● SET PROBLEM:
Leave out the pictures and copy everything else below exactly.

● RAW RECORDS:

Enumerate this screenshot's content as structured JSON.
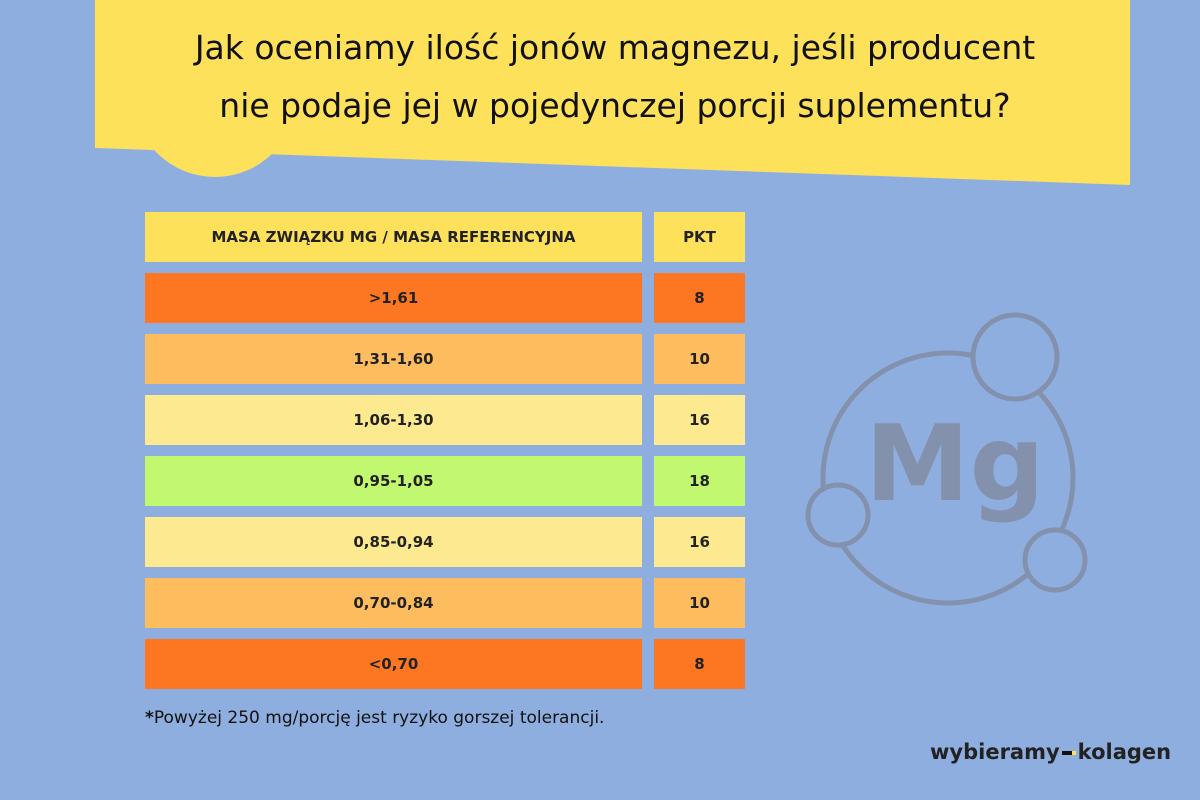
{
  "title": [
    "Jak oceniamy ilość jonów magnezu, jeśli producent",
    "nie podaje jej w pojedynczej porcji suplementu?"
  ],
  "table": {
    "header": [
      "MASA ZWIĄZKU MG / MASA REFERENCYJNA",
      "PKT"
    ],
    "rows": [
      {
        "range": ">1,61",
        "pkt": 8,
        "color": "#fd7622"
      },
      {
        "range": "1,31-1,60",
        "pkt": 10,
        "color": "#fdbd5e"
      },
      {
        "range": "1,06-1,30",
        "pkt": 16,
        "color": "#fde98f"
      },
      {
        "range": "0,95-1,05",
        "pkt": 18,
        "color": "#c2f870"
      },
      {
        "range": "0,85-0,94",
        "pkt": 16,
        "color": "#fde98f"
      },
      {
        "range": "0,70-0,84",
        "pkt": 10,
        "color": "#fdbd5e"
      },
      {
        "range": "<0,70",
        "pkt": 8,
        "color": "#fd7622"
      }
    ]
  },
  "footnote": {
    "mark": "*",
    "text": "Powyżej 250 mg/porcję jest ryzyko gorszej tolerancji."
  },
  "icon_text": "Mg",
  "logo": [
    "wybieramy",
    "kolagen"
  ]
}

● SOLVED PROBLEM:
Enumerate this screenshot's content as structured JSON.
{
  "title": [
    "Jak oceniamy ilość jonów magnezu, jeśli producent",
    "nie podaje jej w pojedynczej porcji suplementu?"
  ],
  "table": {
    "header": [
      "MASA ZWIĄZKU MG / MASA REFERENCYJNA",
      "PKT"
    ],
    "rows": [
      {
        "range": ">1,61",
        "pkt": 8,
        "color": "#fd7622"
      },
      {
        "range": "1,31-1,60",
        "pkt": 10,
        "color": "#fdbd5e"
      },
      {
        "range": "1,06-1,30",
        "pkt": 16,
        "color": "#fde98f"
      },
      {
        "range": "0,95-1,05",
        "pkt": 18,
        "color": "#c2f870"
      },
      {
        "range": "0,85-0,94",
        "pkt": 16,
        "color": "#fde98f"
      },
      {
        "range": "0,70-0,84",
        "pkt": 10,
        "color": "#fdbd5e"
      },
      {
        "range": "<0,70",
        "pkt": 8,
        "color": "#fd7622"
      }
    ]
  },
  "footnote": {
    "mark": "*",
    "text": "Powyżej 250 mg/porcję jest ryzyko gorszej tolerancji."
  },
  "icon_text": "Mg",
  "logo": [
    "wybieramy",
    "kolagen"
  ]
}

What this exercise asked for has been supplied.